__Supplied data__

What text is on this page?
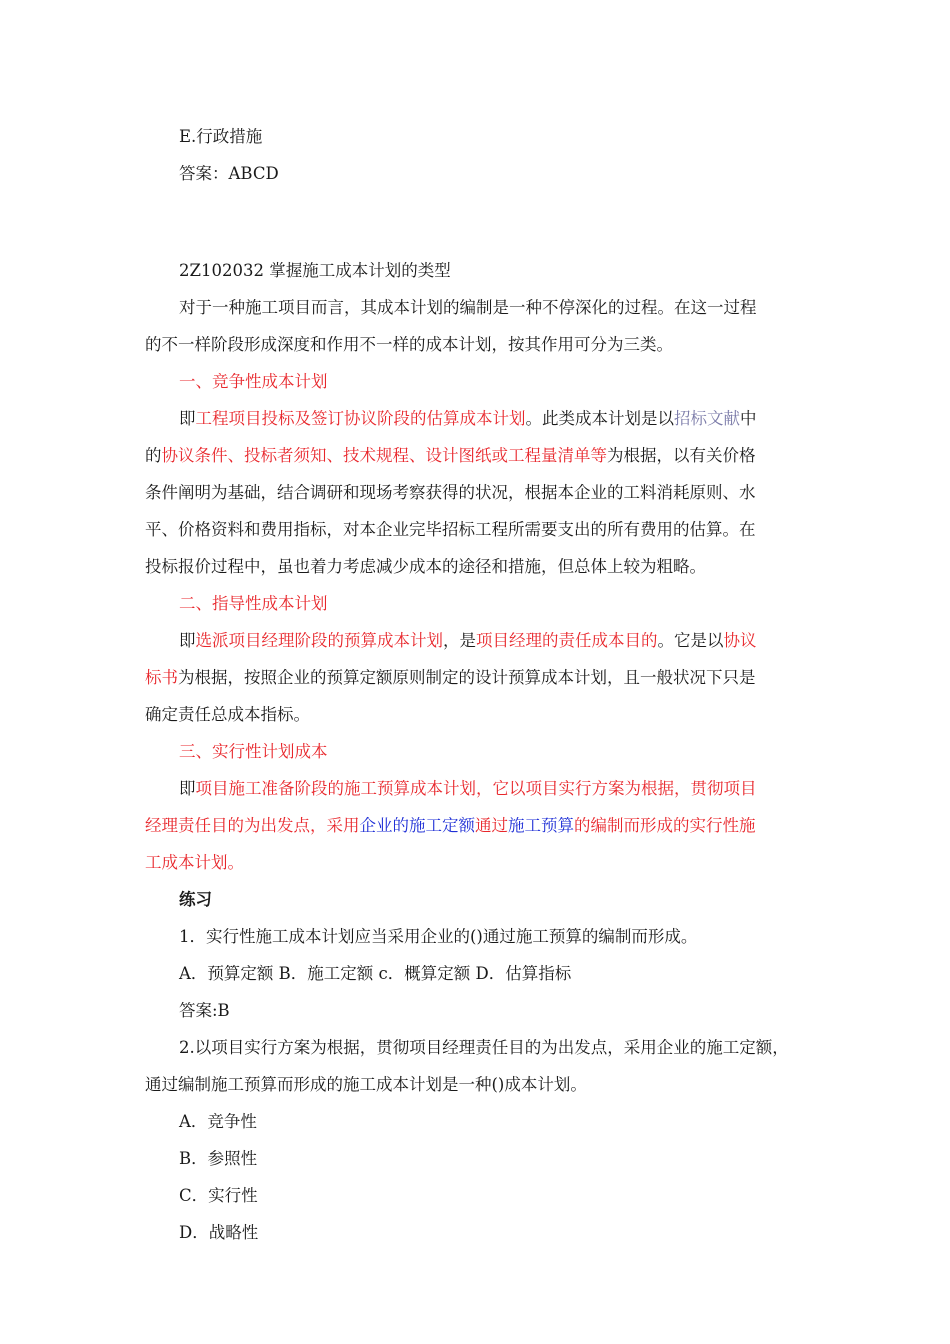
E.行政措施
答案：ABCD
2Z102032 掌握施工成本计划的类型
对于一种施工项目而言，其成本计划的编制是一种不停深化的过程。在这一过程
的不一样阶段形成深度和作用不一样的成本计划，按其作用可分为三类。
一、竞争性成本计划
即工程项目投标及签订协议阶段的估算成本计划。此类成本计划是以招标文献中
的协议条件、投标者须知、技术规程、设计图纸或工程量清单等为根据，以有关价格
条件阐明为基础，结合调研和现场考察获得的状况，根据本企业的工料消耗原则、水
平、价格资料和费用指标，对本企业完毕招标工程所需要支出的所有费用的估算。在
投标报价过程中，虽也着力考虑减少成本的途径和措施，但总体上较为粗略。
二、指导性成本计划
即选派项目经理阶段的预算成本计划，是项目经理的责任成本目的。它是以协议
标书为根据，按照企业的预算定额原则制定的设计预算成本计划，且一般状况下只是
确定责任总成本指标。
三、实行性计划成本
即项目施工准备阶段的施工预算成本计划，它以项目实行方案为根据，贯彻项目
经理责任目的为出发点，采用企业的施工定额通过施工预算的编制而形成的实行性施
工成本计划。
练习
1．实行性施工成本计划应当采用企业的()通过施工预算的编制而形成。
A．预算定额 B．施工定额 c．概算定额 D．估算指标
答案:B
2.以项目实行方案为根据，贯彻项目经理责任目的为出发点，采用企业的施工定额，
通过编制施工预算而形成的施工成本计划是一种()成本计划。
A．竞争性
B．参照性
C．实行性
D．战略性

__Problem to solve__
Copy out the records above in full, exactly as written, but not the pictures.

__Solution__
What text is on this page?
E.行政措施
答案：ABCD
2Z102032 掌握施工成本计划的类型
对于一种施工项目而言，其成本计划的编制是一种不停深化的过程。在这一过程
的不一样阶段形成深度和作用不一样的成本计划，按其作用可分为三类。
一、竞争性成本计划
即工程项目投标及签订协议阶段的估算成本计划。此类成本计划是以招标文献中
的协议条件、投标者须知、技术规程、设计图纸或工程量清单等为根据，以有关价格
条件阐明为基础，结合调研和现场考察获得的状况，根据本企业的工料消耗原则、水
平、价格资料和费用指标，对本企业完毕招标工程所需要支出的所有费用的估算。在
投标报价过程中，虽也着力考虑减少成本的途径和措施，但总体上较为粗略。
二、指导性成本计划
即选派项目经理阶段的预算成本计划，是项目经理的责任成本目的。它是以协议
标书为根据，按照企业的预算定额原则制定的设计预算成本计划，且一般状况下只是
确定责任总成本指标。
三、实行性计划成本
即项目施工准备阶段的施工预算成本计划，它以项目实行方案为根据，贯彻项目
经理责任目的为出发点，采用企业的施工定额通过施工预算的编制而形成的实行性施
工成本计划。
练习
1．实行性施工成本计划应当采用企业的()通过施工预算的编制而形成。
A．预算定额 B．施工定额 c．概算定额 D．估算指标
答案:B
2.以项目实行方案为根据，贯彻项目经理责任目的为出发点，采用企业的施工定额，
通过编制施工预算而形成的施工成本计划是一种()成本计划。
A．竞争性
B．参照性
C．实行性
D．战略性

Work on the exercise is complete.